> [EXERCISE BRIEF]: Write out the records that follow exactly. Do not include pictures.

(Items from a figure collection)
• • • • • • •
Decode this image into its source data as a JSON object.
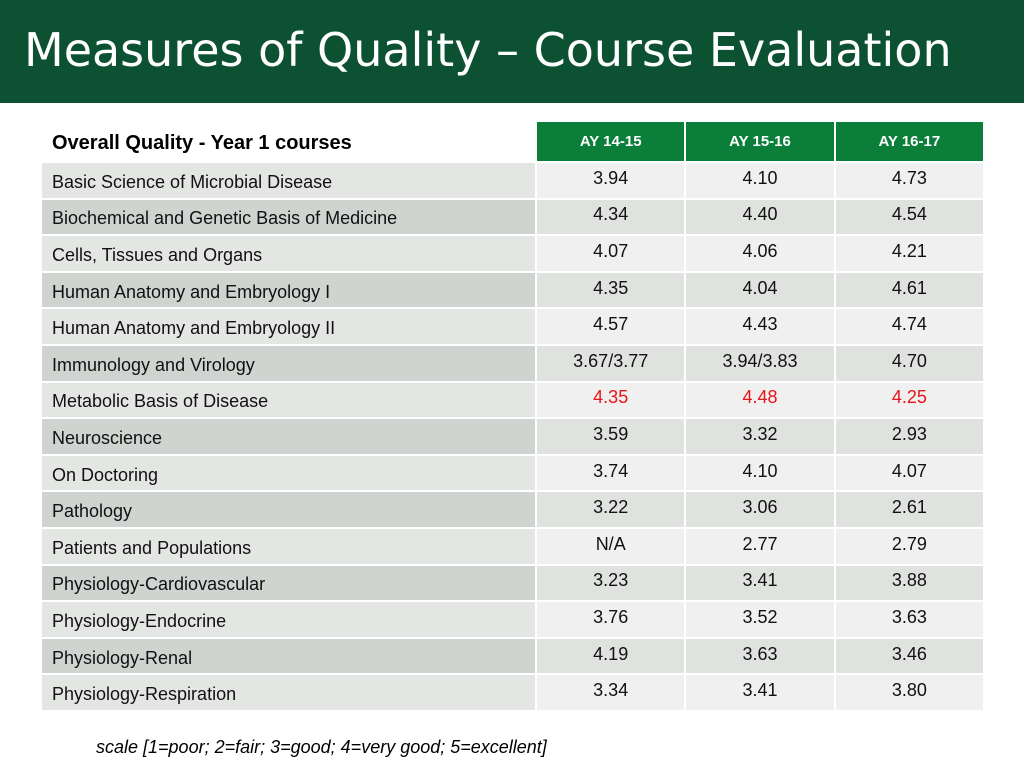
{
  "slide": {
    "title": "Measures of Quality – Course Evaluation",
    "note": "scale [1=poor; 2=fair; 3=good; 4=very good; 5=excellent]"
  },
  "colors": {
    "title_bar": "#0b5132",
    "header_cell": "#0b7f3a",
    "highlight_text": "#e8141b"
  },
  "table": {
    "heading": "Overall Quality - Year 1 courses",
    "columns": [
      "AY 14-15",
      "AY 15-16",
      "AY 16-17"
    ],
    "rows": [
      {
        "course": "Basic Science of Microbial Disease",
        "values": [
          "3.94",
          "4.10",
          "4.73"
        ],
        "highlight": false
      },
      {
        "course": "Biochemical and Genetic Basis of Medicine",
        "values": [
          "4.34",
          "4.40",
          "4.54"
        ],
        "highlight": false
      },
      {
        "course": "Cells, Tissues and Organs",
        "values": [
          "4.07",
          "4.06",
          "4.21"
        ],
        "highlight": false
      },
      {
        "course": "Human Anatomy and Embryology I",
        "values": [
          "4.35",
          "4.04",
          "4.61"
        ],
        "highlight": false
      },
      {
        "course": "Human Anatomy and Embryology II",
        "values": [
          "4.57",
          "4.43",
          "4.74"
        ],
        "highlight": false
      },
      {
        "course": "Immunology and Virology",
        "values": [
          "3.67/3.77",
          "3.94/3.83",
          "4.70"
        ],
        "highlight": false
      },
      {
        "course": "Metabolic Basis of Disease",
        "values": [
          "4.35",
          "4.48",
          "4.25"
        ],
        "highlight": true
      },
      {
        "course": "Neuroscience",
        "values": [
          "3.59",
          "3.32",
          "2.93"
        ],
        "highlight": false
      },
      {
        "course": "On Doctoring",
        "values": [
          "3.74",
          "4.10",
          "4.07"
        ],
        "highlight": false
      },
      {
        "course": "Pathology",
        "values": [
          "3.22",
          "3.06",
          "2.61"
        ],
        "highlight": false
      },
      {
        "course": "Patients and Populations",
        "values": [
          "N/A",
          "2.77",
          "2.79"
        ],
        "highlight": false
      },
      {
        "course": "Physiology-Cardiovascular",
        "values": [
          "3.23",
          "3.41",
          "3.88"
        ],
        "highlight": false
      },
      {
        "course": "Physiology-Endocrine",
        "values": [
          "3.76",
          "3.52",
          "3.63"
        ],
        "highlight": false
      },
      {
        "course": "Physiology-Renal",
        "values": [
          "4.19",
          "3.63",
          "3.46"
        ],
        "highlight": false
      },
      {
        "course": "Physiology-Respiration",
        "values": [
          "3.34",
          "3.41",
          "3.80"
        ],
        "highlight": false
      }
    ]
  }
}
• • • • • • •
> [SOLUTION TO THE EXERCISE]:
Decode this image into its source data as a JSON object.
{
  "slide": {
    "title": "Measures of Quality – Course Evaluation",
    "note": "scale [1=poor; 2=fair; 3=good; 4=very good; 5=excellent]"
  },
  "colors": {
    "title_bar": "#0b5132",
    "header_cell": "#0b7f3a",
    "highlight_text": "#e8141b"
  },
  "table": {
    "heading": "Overall Quality - Year 1 courses",
    "columns": [
      "AY 14-15",
      "AY 15-16",
      "AY 16-17"
    ],
    "rows": [
      {
        "course": "Basic Science of Microbial Disease",
        "values": [
          "3.94",
          "4.10",
          "4.73"
        ],
        "highlight": false
      },
      {
        "course": "Biochemical and Genetic Basis of Medicine",
        "values": [
          "4.34",
          "4.40",
          "4.54"
        ],
        "highlight": false
      },
      {
        "course": "Cells, Tissues and Organs",
        "values": [
          "4.07",
          "4.06",
          "4.21"
        ],
        "highlight": false
      },
      {
        "course": "Human Anatomy and Embryology I",
        "values": [
          "4.35",
          "4.04",
          "4.61"
        ],
        "highlight": false
      },
      {
        "course": "Human Anatomy and Embryology II",
        "values": [
          "4.57",
          "4.43",
          "4.74"
        ],
        "highlight": false
      },
      {
        "course": "Immunology and Virology",
        "values": [
          "3.67/3.77",
          "3.94/3.83",
          "4.70"
        ],
        "highlight": false
      },
      {
        "course": "Metabolic Basis of Disease",
        "values": [
          "4.35",
          "4.48",
          "4.25"
        ],
        "highlight": true
      },
      {
        "course": "Neuroscience",
        "values": [
          "3.59",
          "3.32",
          "2.93"
        ],
        "highlight": false
      },
      {
        "course": "On Doctoring",
        "values": [
          "3.74",
          "4.10",
          "4.07"
        ],
        "highlight": false
      },
      {
        "course": "Pathology",
        "values": [
          "3.22",
          "3.06",
          "2.61"
        ],
        "highlight": false
      },
      {
        "course": "Patients and Populations",
        "values": [
          "N/A",
          "2.77",
          "2.79"
        ],
        "highlight": false
      },
      {
        "course": "Physiology-Cardiovascular",
        "values": [
          "3.23",
          "3.41",
          "3.88"
        ],
        "highlight": false
      },
      {
        "course": "Physiology-Endocrine",
        "values": [
          "3.76",
          "3.52",
          "3.63"
        ],
        "highlight": false
      },
      {
        "course": "Physiology-Renal",
        "values": [
          "4.19",
          "3.63",
          "3.46"
        ],
        "highlight": false
      },
      {
        "course": "Physiology-Respiration",
        "values": [
          "3.34",
          "3.41",
          "3.80"
        ],
        "highlight": false
      }
    ]
  }
}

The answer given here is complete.